:: WHAT IS EXPECTED ::
Narrow the data below down to the lines containing "screenshot".

Items from a figure collection:
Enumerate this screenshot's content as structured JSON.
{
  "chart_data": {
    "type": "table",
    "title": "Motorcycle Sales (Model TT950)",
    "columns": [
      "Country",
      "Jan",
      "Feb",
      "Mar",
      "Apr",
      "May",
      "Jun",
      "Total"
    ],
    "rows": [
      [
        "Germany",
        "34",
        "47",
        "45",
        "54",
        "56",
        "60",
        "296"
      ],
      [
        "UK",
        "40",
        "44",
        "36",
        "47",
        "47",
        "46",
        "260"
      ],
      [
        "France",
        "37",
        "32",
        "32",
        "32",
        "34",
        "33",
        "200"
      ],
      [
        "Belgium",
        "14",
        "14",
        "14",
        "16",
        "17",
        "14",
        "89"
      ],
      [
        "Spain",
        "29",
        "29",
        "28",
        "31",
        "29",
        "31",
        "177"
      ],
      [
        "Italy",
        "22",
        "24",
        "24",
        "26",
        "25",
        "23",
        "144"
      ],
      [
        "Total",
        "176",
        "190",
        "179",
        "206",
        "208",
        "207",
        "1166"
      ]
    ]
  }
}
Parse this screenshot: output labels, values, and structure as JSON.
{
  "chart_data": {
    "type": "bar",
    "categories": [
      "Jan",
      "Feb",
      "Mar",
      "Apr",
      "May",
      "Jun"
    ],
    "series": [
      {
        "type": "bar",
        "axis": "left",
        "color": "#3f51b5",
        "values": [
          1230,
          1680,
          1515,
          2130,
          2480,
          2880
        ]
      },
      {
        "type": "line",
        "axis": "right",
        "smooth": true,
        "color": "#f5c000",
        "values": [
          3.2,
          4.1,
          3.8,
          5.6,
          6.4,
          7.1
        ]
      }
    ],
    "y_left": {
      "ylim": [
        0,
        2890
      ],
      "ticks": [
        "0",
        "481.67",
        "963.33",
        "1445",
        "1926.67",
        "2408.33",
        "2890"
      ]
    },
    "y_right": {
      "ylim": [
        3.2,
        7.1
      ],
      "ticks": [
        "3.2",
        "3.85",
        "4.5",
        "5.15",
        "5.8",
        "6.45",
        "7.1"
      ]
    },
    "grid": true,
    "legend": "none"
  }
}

:: FULL RESPONSE ::
Enumerate this screenshot's content as structured JSON.
Parse this screenshot: output labels, values, and structure as JSON.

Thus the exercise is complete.